### WHAT YOU ARE ASKED TO DO
Every line from the one containing "Give me the" through the end of the listing below goes in the output, exactly and without pictures.

### RECORDS FOR THIS TASK

-.-.-

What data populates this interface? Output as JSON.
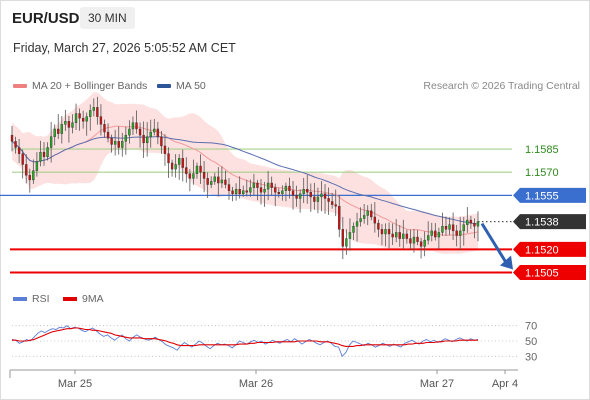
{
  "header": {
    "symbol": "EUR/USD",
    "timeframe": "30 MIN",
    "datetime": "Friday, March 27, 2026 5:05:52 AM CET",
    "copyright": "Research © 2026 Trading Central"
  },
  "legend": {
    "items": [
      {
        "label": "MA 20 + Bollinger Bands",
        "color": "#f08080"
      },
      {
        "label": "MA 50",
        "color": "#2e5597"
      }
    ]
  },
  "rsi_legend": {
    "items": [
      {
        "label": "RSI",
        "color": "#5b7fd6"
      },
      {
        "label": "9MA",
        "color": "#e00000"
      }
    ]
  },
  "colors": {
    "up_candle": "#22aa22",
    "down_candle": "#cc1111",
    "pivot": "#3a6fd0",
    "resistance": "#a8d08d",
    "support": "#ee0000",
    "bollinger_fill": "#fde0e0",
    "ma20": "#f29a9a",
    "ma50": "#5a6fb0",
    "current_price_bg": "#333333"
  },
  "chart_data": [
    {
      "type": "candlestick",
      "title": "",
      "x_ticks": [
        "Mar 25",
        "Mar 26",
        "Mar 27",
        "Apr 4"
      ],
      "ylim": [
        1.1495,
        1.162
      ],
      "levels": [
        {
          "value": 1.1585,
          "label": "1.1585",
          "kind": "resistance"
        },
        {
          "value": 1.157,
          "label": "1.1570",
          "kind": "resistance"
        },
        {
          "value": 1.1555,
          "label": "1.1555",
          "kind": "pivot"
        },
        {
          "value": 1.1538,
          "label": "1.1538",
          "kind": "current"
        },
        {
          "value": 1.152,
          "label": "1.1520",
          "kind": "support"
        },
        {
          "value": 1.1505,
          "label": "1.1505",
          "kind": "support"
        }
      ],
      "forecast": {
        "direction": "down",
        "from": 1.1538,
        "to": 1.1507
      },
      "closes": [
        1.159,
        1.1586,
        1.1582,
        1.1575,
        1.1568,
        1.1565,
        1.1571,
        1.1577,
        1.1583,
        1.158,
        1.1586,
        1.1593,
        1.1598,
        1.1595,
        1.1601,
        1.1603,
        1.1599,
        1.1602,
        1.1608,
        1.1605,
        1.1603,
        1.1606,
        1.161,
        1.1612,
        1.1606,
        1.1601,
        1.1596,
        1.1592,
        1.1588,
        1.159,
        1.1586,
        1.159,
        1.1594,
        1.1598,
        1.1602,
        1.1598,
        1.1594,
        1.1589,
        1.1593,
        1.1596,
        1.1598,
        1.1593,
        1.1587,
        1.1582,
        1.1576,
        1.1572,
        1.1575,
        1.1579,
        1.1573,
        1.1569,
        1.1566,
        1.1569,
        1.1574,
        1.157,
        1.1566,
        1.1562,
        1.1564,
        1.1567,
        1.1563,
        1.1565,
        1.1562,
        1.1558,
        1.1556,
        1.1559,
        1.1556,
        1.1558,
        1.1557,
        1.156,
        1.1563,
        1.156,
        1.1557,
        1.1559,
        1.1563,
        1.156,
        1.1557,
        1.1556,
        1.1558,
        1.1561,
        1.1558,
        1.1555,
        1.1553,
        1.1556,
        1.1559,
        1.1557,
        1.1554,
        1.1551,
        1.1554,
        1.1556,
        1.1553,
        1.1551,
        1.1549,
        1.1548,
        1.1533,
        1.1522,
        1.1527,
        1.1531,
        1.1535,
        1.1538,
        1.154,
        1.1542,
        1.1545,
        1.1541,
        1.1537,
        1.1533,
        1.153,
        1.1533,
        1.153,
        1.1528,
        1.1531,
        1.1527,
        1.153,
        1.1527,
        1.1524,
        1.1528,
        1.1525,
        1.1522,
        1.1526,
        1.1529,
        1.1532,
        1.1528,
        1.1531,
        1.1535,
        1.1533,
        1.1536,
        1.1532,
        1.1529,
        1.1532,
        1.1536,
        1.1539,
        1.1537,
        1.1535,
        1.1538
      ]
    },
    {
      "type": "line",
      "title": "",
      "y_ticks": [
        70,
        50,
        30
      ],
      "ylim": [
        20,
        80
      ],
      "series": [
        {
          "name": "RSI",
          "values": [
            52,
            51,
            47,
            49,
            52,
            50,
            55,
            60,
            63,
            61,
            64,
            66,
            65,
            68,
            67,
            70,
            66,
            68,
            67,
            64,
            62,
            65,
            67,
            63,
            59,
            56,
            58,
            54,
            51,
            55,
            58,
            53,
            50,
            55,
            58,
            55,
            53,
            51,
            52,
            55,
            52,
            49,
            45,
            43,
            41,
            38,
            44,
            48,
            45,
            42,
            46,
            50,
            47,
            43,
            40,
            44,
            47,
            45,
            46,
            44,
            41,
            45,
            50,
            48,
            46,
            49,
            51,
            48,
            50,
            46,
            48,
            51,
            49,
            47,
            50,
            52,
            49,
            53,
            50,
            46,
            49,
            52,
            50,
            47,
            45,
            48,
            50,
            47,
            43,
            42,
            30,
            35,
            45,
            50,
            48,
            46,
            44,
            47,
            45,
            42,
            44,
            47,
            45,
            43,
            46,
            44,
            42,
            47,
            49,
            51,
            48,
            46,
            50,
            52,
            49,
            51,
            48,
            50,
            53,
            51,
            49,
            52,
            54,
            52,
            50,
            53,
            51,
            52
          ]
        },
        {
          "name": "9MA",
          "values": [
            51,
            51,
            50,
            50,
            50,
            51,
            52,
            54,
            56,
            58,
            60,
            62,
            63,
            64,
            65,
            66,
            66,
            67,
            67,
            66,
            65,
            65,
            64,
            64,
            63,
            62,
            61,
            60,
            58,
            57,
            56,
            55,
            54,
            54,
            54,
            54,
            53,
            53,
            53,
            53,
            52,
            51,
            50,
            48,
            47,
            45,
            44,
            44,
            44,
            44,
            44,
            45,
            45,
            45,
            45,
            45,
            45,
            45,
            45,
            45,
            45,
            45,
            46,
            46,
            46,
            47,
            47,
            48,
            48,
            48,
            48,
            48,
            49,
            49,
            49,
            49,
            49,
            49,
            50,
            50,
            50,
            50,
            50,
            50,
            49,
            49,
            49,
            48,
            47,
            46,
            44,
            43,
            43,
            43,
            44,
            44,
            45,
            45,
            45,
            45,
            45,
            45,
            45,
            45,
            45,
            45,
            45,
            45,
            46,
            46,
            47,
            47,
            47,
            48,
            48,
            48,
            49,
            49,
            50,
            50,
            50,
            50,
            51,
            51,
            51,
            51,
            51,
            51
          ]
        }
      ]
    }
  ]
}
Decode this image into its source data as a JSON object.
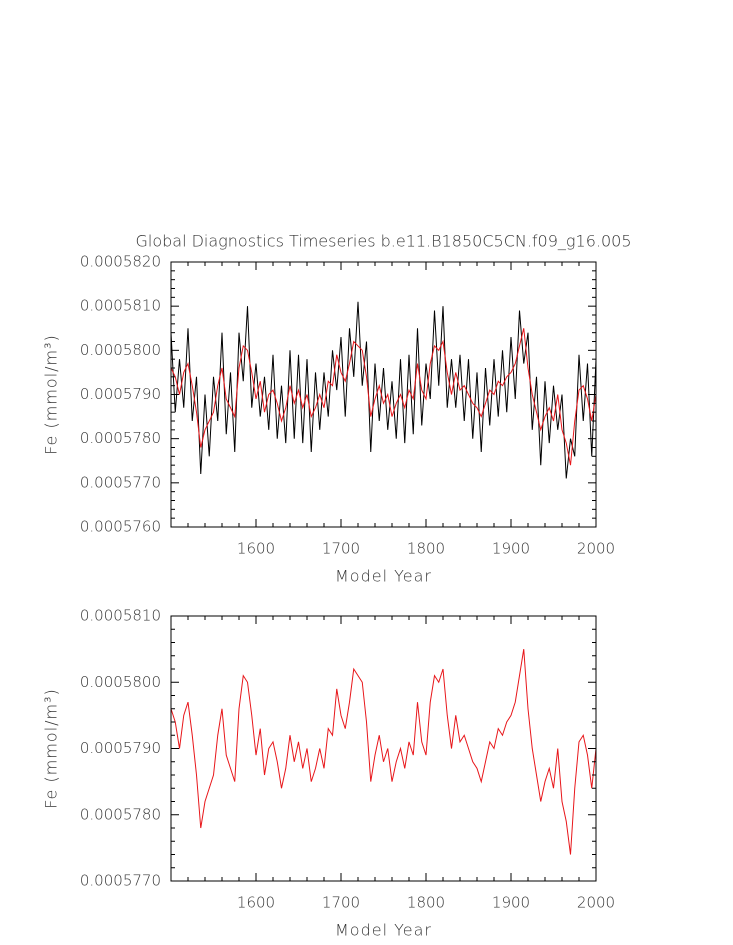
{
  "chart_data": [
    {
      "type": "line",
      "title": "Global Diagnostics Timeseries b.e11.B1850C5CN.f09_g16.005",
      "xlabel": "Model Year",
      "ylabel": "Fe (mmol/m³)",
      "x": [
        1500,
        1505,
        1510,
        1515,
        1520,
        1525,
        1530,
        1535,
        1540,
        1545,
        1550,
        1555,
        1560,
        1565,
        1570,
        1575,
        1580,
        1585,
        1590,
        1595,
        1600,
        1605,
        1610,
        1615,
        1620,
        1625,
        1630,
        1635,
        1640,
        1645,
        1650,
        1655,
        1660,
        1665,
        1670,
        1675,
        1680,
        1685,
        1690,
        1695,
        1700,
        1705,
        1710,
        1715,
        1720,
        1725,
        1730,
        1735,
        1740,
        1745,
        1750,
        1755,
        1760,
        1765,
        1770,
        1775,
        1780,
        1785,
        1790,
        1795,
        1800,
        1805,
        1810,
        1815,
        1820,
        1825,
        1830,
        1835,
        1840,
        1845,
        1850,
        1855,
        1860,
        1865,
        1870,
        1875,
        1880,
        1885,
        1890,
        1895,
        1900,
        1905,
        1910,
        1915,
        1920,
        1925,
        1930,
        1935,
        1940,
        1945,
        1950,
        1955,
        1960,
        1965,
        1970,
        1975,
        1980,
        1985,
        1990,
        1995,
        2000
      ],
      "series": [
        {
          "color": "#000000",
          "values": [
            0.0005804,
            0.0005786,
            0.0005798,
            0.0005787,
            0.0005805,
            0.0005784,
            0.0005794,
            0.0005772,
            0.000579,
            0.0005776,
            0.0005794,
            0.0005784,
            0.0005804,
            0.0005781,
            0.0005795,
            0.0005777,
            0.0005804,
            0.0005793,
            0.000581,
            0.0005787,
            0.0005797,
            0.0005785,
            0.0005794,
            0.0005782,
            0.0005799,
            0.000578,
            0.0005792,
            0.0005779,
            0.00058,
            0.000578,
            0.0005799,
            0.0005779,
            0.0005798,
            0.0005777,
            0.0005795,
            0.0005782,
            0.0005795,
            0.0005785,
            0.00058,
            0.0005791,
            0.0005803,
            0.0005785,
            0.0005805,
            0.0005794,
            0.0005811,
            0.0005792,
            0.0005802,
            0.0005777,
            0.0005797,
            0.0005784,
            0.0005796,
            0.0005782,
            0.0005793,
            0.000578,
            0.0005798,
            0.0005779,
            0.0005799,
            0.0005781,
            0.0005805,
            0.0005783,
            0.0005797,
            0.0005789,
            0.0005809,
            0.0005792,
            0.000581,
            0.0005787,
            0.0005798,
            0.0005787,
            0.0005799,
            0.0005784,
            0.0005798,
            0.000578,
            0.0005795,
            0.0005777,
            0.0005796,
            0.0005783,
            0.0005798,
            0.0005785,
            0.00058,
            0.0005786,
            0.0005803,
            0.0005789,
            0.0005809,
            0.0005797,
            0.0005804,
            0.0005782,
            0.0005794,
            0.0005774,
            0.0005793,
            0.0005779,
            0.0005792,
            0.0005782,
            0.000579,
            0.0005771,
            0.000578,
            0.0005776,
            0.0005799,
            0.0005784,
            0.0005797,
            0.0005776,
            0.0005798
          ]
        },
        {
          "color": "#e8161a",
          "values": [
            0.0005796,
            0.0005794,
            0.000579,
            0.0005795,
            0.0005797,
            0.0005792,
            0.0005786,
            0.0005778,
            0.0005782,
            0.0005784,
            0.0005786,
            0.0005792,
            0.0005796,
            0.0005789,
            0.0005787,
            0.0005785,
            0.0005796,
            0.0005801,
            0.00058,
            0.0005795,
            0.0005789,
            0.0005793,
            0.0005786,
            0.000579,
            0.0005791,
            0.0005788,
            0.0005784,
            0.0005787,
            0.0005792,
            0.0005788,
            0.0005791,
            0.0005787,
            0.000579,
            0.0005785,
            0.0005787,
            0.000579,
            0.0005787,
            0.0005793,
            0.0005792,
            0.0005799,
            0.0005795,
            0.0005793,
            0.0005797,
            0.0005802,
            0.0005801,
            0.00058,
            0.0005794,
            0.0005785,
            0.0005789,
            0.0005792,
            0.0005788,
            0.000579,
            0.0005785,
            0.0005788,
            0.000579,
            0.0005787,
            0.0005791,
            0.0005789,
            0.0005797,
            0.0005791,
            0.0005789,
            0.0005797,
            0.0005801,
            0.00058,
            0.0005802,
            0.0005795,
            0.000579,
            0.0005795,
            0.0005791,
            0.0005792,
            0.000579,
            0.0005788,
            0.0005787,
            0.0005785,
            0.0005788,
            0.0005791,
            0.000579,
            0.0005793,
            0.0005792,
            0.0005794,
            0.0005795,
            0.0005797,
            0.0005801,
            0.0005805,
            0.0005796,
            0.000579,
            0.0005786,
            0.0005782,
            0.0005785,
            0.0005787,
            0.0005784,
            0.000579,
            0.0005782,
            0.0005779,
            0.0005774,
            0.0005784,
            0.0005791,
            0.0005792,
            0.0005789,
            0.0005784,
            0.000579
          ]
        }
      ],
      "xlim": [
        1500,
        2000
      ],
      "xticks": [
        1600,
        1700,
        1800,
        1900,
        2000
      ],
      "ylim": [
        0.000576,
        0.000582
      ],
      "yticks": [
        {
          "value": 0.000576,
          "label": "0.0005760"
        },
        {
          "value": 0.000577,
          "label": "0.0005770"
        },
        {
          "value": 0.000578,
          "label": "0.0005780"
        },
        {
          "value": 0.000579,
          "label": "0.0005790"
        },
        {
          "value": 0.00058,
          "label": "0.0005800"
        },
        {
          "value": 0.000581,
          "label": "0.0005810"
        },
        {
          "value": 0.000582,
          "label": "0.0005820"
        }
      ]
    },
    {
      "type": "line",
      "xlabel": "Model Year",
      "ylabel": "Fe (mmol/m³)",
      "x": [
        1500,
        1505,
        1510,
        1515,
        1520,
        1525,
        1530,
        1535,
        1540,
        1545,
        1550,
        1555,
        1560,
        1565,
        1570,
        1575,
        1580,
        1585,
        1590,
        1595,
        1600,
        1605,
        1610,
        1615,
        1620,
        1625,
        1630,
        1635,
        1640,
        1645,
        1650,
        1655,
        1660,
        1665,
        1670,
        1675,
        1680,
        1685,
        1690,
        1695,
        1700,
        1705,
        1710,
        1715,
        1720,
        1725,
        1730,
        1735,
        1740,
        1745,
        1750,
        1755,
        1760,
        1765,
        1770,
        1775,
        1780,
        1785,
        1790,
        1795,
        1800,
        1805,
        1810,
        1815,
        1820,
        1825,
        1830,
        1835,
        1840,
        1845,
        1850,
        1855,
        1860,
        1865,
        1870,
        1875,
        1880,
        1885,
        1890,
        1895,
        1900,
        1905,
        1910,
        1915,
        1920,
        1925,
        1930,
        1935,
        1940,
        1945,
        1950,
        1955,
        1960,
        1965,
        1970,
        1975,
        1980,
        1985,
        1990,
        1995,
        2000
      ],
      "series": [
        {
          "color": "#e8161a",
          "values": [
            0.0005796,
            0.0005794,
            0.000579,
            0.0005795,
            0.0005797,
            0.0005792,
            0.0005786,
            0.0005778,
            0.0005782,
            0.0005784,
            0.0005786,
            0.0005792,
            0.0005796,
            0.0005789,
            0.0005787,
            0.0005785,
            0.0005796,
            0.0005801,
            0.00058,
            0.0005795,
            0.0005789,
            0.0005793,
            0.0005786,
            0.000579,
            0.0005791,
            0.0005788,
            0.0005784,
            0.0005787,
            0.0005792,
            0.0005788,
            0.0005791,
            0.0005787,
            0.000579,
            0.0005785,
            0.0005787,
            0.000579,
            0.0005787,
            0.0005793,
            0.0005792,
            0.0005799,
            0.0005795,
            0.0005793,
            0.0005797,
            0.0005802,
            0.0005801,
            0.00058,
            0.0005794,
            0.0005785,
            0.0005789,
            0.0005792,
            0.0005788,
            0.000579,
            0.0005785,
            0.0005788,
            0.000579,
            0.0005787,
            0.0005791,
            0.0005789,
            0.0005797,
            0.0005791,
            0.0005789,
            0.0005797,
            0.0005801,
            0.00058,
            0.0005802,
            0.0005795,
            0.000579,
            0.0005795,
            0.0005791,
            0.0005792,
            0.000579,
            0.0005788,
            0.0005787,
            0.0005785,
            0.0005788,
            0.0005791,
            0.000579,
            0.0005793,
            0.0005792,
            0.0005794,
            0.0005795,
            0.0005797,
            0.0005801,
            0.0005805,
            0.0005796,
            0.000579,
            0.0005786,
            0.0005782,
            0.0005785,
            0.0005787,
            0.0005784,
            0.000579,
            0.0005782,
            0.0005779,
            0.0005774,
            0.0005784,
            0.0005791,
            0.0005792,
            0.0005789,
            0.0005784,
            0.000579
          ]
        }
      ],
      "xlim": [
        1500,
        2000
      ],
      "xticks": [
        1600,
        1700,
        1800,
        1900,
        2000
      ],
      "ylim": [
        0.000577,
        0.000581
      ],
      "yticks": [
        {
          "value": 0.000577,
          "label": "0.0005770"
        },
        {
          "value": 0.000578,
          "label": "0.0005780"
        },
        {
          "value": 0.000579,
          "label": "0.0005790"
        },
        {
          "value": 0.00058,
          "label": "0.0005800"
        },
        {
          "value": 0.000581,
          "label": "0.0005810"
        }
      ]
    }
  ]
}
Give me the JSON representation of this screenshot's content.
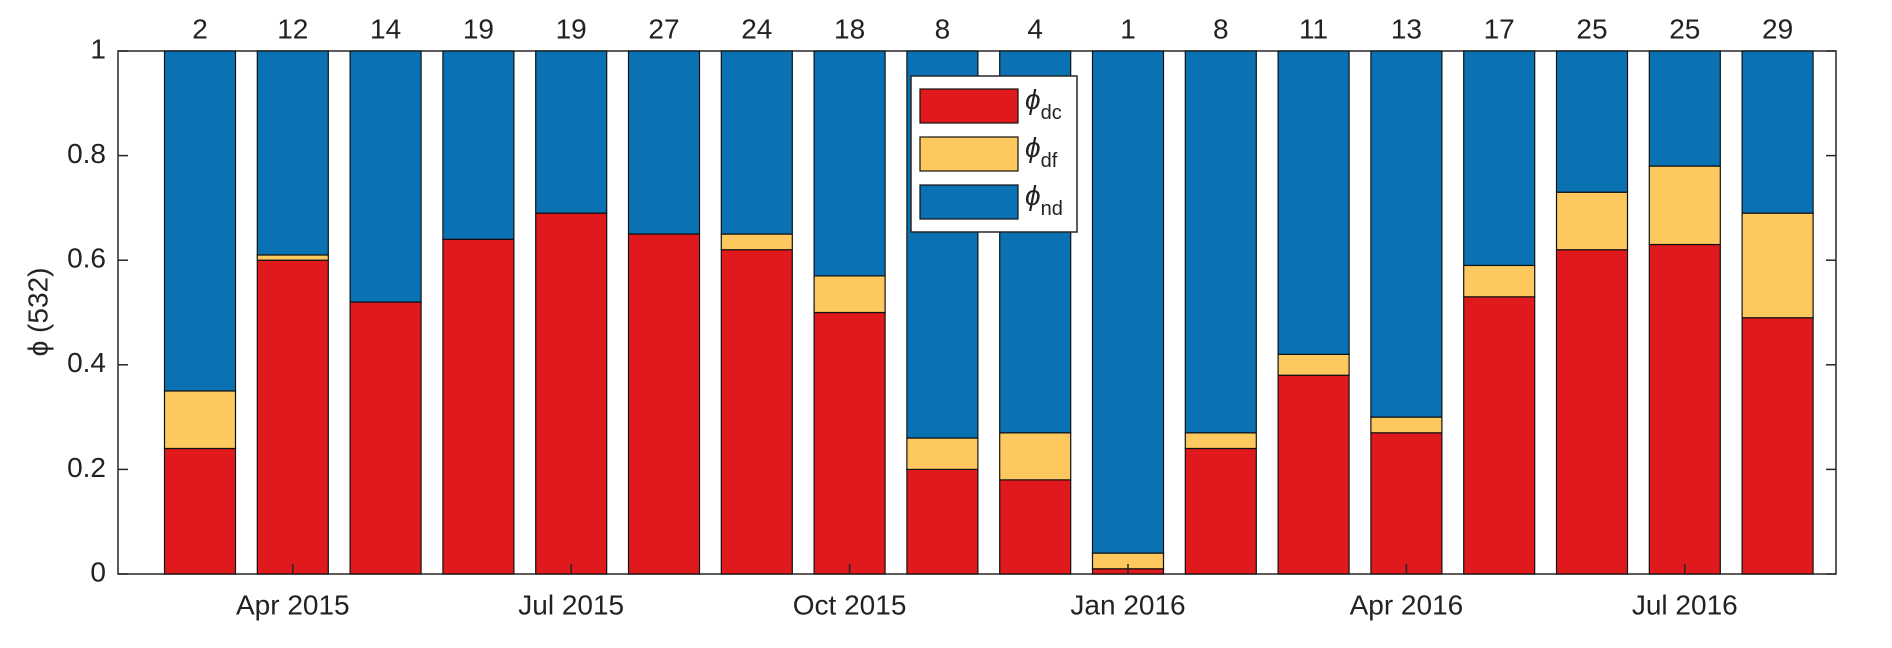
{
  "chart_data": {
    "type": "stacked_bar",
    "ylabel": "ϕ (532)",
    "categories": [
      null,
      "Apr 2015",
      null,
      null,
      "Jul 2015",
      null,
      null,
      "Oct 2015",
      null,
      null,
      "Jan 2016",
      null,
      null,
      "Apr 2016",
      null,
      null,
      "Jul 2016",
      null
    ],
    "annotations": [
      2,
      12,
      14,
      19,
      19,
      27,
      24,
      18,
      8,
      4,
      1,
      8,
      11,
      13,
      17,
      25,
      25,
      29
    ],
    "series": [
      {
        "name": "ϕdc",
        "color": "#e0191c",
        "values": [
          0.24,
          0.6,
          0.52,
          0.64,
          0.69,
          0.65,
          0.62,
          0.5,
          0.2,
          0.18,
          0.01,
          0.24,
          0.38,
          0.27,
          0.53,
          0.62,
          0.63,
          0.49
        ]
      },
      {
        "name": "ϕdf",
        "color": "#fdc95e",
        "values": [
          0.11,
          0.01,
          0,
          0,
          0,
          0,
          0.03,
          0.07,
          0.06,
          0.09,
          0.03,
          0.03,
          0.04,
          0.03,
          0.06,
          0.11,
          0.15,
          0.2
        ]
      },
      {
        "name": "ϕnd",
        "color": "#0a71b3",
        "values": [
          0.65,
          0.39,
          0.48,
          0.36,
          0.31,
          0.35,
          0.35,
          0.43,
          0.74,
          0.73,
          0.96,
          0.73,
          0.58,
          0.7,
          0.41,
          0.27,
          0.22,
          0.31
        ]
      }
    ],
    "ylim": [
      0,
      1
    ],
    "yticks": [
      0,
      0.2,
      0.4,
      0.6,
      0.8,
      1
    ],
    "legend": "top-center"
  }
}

-.-.-

### RESULT
Give me the JSON representation of this screenshot's content.
{
  "chart_data": {
    "type": "stacked_bar",
    "ylabel": "ϕ (532)",
    "categories": [
      null,
      "Apr 2015",
      null,
      null,
      "Jul 2015",
      null,
      null,
      "Oct 2015",
      null,
      null,
      "Jan 2016",
      null,
      null,
      "Apr 2016",
      null,
      null,
      "Jul 2016",
      null
    ],
    "annotations": [
      2,
      12,
      14,
      19,
      19,
      27,
      24,
      18,
      8,
      4,
      1,
      8,
      11,
      13,
      17,
      25,
      25,
      29
    ],
    "series": [
      {
        "name": "ϕdc",
        "color": "#e0191c",
        "values": [
          0.24,
          0.6,
          0.52,
          0.64,
          0.69,
          0.65,
          0.62,
          0.5,
          0.2,
          0.18,
          0.01,
          0.24,
          0.38,
          0.27,
          0.53,
          0.62,
          0.63,
          0.49
        ]
      },
      {
        "name": "ϕdf",
        "color": "#fdc95e",
        "values": [
          0.11,
          0.01,
          0,
          0,
          0,
          0,
          0.03,
          0.07,
          0.06,
          0.09,
          0.03,
          0.03,
          0.04,
          0.03,
          0.06,
          0.11,
          0.15,
          0.2
        ]
      },
      {
        "name": "ϕnd",
        "color": "#0a71b3",
        "values": [
          0.65,
          0.39,
          0.48,
          0.36,
          0.31,
          0.35,
          0.35,
          0.43,
          0.74,
          0.73,
          0.96,
          0.73,
          0.58,
          0.7,
          0.41,
          0.27,
          0.22,
          0.31
        ]
      }
    ],
    "ylim": [
      0,
      1
    ],
    "yticks": [
      0,
      0.2,
      0.4,
      0.6,
      0.8,
      1
    ],
    "legend": "top-center"
  }
}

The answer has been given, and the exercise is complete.